(How to complete this task):
Please return every line in the entries below with the word "Macrophages" in it.

(Information):

★ ★ ★

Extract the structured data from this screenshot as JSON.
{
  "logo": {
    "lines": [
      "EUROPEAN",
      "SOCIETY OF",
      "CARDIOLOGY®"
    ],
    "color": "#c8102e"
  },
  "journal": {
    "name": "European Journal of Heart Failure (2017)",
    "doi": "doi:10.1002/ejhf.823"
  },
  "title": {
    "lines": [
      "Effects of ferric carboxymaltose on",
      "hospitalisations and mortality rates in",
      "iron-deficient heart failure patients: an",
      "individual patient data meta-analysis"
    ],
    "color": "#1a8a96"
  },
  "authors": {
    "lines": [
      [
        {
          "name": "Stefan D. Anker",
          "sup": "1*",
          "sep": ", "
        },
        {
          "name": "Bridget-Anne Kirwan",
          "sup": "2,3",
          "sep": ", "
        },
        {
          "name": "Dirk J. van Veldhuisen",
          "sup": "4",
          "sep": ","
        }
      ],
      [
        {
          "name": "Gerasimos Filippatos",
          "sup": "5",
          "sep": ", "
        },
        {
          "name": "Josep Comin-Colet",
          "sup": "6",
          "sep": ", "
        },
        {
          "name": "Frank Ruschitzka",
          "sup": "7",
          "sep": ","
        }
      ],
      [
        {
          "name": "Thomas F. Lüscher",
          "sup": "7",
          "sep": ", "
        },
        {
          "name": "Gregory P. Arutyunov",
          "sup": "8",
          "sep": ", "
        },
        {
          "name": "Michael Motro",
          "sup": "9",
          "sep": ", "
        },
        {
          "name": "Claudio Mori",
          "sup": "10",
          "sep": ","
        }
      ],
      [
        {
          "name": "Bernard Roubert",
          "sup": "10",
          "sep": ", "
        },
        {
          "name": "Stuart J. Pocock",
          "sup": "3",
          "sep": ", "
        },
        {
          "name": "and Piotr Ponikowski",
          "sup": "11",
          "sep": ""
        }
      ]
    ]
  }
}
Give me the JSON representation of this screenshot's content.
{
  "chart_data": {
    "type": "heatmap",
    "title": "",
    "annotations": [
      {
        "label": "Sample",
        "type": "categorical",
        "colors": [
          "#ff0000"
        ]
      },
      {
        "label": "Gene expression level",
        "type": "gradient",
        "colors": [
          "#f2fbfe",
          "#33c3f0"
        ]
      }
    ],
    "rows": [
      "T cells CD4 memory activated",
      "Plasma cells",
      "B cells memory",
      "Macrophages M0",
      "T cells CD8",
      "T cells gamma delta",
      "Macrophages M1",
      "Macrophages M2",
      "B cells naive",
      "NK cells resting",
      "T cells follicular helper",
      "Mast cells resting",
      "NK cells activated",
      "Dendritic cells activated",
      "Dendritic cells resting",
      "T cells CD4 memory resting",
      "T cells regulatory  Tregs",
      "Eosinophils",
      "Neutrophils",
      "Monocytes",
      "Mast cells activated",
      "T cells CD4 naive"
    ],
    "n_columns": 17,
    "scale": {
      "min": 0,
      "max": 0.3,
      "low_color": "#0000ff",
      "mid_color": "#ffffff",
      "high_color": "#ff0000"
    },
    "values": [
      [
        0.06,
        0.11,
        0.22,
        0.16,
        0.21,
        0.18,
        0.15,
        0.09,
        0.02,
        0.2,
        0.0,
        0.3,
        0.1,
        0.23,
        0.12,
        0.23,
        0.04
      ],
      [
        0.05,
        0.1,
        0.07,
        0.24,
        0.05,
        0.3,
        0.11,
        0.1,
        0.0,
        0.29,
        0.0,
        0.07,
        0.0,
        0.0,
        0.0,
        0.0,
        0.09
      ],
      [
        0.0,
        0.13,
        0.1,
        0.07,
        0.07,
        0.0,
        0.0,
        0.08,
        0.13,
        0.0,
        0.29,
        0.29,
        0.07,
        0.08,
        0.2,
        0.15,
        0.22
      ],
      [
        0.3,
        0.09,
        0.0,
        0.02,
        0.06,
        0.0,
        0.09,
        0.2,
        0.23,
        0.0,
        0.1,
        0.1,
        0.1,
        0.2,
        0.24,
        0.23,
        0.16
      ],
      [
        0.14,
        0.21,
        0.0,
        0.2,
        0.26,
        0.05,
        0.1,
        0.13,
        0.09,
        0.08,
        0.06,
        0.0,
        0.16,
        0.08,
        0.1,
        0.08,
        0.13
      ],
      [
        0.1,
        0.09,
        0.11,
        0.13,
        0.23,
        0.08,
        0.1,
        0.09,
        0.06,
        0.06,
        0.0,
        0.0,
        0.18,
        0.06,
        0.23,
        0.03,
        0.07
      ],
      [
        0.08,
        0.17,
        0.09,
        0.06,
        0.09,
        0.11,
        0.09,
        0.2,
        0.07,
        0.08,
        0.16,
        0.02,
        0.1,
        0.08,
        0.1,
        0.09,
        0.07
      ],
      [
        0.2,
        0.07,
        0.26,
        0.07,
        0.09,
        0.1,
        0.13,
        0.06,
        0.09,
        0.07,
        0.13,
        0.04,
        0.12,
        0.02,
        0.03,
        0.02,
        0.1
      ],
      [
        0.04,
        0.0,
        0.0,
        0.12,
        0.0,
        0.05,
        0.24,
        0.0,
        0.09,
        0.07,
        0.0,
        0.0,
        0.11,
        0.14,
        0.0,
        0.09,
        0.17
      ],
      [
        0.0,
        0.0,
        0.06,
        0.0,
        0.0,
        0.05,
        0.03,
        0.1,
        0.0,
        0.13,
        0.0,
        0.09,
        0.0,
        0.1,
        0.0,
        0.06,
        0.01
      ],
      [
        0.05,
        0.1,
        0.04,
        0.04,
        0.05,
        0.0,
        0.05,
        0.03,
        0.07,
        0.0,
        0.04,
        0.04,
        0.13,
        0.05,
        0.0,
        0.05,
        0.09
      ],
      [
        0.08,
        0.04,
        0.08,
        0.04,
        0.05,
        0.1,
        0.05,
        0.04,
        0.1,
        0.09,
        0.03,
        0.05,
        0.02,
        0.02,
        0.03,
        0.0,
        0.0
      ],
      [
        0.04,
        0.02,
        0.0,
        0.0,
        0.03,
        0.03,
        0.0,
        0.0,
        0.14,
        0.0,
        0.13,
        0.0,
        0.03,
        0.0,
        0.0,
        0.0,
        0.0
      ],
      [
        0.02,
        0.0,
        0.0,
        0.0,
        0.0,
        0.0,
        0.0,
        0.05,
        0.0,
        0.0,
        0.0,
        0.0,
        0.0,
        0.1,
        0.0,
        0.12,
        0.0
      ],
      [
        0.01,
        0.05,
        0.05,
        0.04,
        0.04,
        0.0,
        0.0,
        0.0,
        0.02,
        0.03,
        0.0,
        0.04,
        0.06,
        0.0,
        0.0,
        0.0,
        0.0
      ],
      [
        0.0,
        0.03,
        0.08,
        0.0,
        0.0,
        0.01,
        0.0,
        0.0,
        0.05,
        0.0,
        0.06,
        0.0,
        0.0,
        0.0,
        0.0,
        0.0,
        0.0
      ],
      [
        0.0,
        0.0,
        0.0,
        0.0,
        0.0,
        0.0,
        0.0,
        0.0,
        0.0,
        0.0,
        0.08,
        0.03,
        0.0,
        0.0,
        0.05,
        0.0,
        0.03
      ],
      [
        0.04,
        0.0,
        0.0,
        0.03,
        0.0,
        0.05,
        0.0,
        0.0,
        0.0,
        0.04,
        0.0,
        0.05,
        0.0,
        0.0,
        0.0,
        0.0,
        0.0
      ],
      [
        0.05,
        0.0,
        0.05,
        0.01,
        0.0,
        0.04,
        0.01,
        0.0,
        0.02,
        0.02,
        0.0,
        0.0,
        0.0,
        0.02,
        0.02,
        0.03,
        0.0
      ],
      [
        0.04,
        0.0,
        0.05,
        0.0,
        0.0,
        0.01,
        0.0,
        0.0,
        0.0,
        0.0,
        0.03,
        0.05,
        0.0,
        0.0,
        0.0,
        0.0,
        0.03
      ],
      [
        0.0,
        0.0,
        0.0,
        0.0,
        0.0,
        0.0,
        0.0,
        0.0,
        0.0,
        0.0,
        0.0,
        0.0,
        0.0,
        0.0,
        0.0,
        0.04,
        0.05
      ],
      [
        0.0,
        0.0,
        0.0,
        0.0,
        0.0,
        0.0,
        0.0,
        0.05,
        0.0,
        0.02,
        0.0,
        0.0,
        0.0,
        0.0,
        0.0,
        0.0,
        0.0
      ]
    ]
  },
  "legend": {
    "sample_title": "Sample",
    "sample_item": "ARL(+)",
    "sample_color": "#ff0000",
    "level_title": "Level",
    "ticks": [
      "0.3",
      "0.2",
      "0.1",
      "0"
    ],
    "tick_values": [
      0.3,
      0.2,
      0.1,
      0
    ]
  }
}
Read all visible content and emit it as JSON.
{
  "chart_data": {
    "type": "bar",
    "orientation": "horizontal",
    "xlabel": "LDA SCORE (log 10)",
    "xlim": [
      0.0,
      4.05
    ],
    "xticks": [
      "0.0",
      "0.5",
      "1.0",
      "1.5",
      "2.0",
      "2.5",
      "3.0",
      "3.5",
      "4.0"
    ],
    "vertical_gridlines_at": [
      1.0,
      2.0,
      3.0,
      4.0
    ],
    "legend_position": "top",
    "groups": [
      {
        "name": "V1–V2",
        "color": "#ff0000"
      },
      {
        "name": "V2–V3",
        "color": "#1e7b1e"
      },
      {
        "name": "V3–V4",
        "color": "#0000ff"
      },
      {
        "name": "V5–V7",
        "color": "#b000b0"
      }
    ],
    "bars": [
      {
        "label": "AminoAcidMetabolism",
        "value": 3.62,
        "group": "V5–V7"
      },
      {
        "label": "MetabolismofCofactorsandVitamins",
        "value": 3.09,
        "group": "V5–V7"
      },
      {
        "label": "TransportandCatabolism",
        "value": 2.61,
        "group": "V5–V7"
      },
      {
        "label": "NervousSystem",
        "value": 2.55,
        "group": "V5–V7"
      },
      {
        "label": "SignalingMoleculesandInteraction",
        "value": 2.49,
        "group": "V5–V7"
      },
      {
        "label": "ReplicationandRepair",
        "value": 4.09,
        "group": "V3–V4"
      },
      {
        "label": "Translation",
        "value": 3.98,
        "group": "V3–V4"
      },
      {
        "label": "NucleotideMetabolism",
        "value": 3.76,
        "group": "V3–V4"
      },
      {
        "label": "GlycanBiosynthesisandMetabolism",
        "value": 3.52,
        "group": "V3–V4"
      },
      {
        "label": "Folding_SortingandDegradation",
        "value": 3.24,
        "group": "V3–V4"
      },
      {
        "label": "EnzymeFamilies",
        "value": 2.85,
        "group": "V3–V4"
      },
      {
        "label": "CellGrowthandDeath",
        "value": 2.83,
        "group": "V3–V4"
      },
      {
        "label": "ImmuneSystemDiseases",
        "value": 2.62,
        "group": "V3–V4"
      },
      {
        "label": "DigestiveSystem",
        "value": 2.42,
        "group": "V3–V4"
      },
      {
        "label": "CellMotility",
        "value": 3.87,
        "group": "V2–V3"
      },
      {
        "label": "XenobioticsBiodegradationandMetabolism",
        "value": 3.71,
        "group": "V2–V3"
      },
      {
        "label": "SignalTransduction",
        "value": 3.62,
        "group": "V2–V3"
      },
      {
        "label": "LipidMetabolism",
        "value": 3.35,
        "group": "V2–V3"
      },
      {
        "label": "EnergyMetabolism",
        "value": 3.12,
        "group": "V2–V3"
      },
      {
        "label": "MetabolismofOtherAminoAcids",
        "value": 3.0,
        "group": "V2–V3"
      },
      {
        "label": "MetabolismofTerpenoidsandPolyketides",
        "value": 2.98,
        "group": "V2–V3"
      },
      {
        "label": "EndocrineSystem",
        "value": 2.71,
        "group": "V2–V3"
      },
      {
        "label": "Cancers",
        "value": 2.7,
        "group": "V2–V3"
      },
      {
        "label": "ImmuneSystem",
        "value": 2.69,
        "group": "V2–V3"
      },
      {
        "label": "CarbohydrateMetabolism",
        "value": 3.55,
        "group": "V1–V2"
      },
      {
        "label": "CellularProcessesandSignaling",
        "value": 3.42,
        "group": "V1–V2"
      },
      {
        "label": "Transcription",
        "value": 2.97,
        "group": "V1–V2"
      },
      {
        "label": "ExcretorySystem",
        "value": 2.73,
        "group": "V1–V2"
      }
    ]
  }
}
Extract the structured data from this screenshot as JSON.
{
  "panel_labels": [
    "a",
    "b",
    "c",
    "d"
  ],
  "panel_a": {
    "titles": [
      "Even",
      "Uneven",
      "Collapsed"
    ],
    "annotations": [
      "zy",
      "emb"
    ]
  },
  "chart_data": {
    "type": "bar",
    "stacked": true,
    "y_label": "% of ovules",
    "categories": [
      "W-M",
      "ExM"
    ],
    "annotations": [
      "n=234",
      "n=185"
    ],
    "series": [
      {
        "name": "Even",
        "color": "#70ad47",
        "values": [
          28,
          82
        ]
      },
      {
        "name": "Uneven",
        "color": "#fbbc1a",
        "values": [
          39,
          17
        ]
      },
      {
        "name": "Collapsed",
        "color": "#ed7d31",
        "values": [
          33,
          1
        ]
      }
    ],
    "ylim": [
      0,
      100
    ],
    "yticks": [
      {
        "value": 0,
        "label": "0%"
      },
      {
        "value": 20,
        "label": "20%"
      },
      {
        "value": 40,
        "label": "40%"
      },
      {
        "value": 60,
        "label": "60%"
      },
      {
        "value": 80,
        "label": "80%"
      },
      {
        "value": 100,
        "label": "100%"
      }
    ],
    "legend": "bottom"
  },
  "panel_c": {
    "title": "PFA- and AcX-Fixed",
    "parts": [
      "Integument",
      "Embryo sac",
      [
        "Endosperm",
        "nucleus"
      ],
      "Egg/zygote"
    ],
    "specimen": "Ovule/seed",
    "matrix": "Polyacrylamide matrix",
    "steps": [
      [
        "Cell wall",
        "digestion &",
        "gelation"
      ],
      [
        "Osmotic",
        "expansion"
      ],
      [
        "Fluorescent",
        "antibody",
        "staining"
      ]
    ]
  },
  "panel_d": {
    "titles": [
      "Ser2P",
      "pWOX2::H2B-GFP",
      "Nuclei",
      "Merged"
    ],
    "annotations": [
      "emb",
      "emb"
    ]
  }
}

★ ★ ★

(Answer to the problem):
      "Macrophages M0",
      "Macrophages M1",
      "Macrophages M2",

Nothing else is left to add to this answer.